╭──

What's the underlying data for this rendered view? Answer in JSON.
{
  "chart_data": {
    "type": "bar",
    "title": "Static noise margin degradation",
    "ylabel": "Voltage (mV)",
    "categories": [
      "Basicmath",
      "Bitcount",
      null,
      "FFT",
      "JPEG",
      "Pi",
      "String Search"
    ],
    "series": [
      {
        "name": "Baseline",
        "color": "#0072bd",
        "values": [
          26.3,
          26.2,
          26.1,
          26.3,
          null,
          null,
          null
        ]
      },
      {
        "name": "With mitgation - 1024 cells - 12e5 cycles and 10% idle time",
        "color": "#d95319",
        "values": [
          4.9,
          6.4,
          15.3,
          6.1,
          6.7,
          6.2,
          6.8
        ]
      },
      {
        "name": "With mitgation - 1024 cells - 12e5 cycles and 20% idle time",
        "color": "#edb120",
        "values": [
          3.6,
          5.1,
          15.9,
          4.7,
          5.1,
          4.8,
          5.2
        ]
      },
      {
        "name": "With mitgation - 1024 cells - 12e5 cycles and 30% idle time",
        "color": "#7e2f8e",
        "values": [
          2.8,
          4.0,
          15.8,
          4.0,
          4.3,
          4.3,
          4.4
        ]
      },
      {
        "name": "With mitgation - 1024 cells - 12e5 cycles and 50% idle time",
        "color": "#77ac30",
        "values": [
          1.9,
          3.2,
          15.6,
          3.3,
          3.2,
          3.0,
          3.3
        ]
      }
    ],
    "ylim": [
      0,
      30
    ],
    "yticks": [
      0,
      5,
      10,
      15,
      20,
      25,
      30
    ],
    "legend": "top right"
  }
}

╰──

§ **EXERCISE AIM**
Search the data for the string "mitgation". List each line that has it.

§ **EXERCISE RESULT**
        "name": "With mitgation - 1024 cells - 12e5 cycles and 10% idle time",
        "name": "With mitgation - 1024 cells - 12e5 cycles and 20% idle time",
        "name": "With mitgation - 1024 cells - 12e5 cycles and 30% idle time",
        "name": "With mitgation - 1024 cells - 12e5 cycles and 50% idle time",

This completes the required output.